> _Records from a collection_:
== == ==

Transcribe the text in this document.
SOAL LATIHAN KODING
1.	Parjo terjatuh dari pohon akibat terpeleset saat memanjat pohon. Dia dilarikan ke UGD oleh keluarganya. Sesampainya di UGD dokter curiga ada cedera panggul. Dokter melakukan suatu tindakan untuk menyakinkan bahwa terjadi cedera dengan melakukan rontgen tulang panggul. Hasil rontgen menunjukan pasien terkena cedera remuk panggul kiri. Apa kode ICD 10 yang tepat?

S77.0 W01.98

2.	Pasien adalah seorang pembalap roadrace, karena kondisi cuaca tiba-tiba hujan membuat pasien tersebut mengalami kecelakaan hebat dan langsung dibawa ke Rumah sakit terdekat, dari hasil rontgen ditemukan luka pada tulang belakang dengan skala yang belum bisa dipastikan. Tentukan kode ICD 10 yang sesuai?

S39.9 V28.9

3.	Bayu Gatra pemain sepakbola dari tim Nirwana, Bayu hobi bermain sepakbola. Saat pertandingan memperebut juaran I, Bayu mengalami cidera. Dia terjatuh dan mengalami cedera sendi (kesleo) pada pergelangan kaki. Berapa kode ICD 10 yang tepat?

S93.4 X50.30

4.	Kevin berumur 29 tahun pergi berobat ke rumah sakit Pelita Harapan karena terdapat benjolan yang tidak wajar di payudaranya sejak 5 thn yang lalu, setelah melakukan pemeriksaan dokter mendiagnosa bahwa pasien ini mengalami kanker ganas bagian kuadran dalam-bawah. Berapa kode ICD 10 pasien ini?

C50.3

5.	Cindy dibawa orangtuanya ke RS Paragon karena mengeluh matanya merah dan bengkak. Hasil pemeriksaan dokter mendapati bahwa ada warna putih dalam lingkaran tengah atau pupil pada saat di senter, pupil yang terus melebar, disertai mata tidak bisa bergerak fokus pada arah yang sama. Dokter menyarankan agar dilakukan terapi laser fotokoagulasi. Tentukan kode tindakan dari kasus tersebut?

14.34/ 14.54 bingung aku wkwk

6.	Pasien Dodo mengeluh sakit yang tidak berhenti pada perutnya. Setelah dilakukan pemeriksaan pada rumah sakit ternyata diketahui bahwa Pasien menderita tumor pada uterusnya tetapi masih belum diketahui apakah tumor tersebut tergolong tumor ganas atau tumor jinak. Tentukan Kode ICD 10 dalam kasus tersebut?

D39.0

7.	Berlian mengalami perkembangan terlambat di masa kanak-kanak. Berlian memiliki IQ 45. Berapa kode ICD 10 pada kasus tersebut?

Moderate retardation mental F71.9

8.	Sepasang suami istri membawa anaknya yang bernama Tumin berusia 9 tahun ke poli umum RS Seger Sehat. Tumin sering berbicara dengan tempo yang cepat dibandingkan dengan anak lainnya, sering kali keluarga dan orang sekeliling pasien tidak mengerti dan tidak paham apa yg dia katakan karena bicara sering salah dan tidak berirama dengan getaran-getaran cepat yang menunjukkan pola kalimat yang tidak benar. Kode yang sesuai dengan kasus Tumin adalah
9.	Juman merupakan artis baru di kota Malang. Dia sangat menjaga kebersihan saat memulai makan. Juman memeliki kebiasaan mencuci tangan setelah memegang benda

== == ==

In the records above, how many lines include "cedera"? Answer with the number alone.

> _TASK SOLUTION_: 2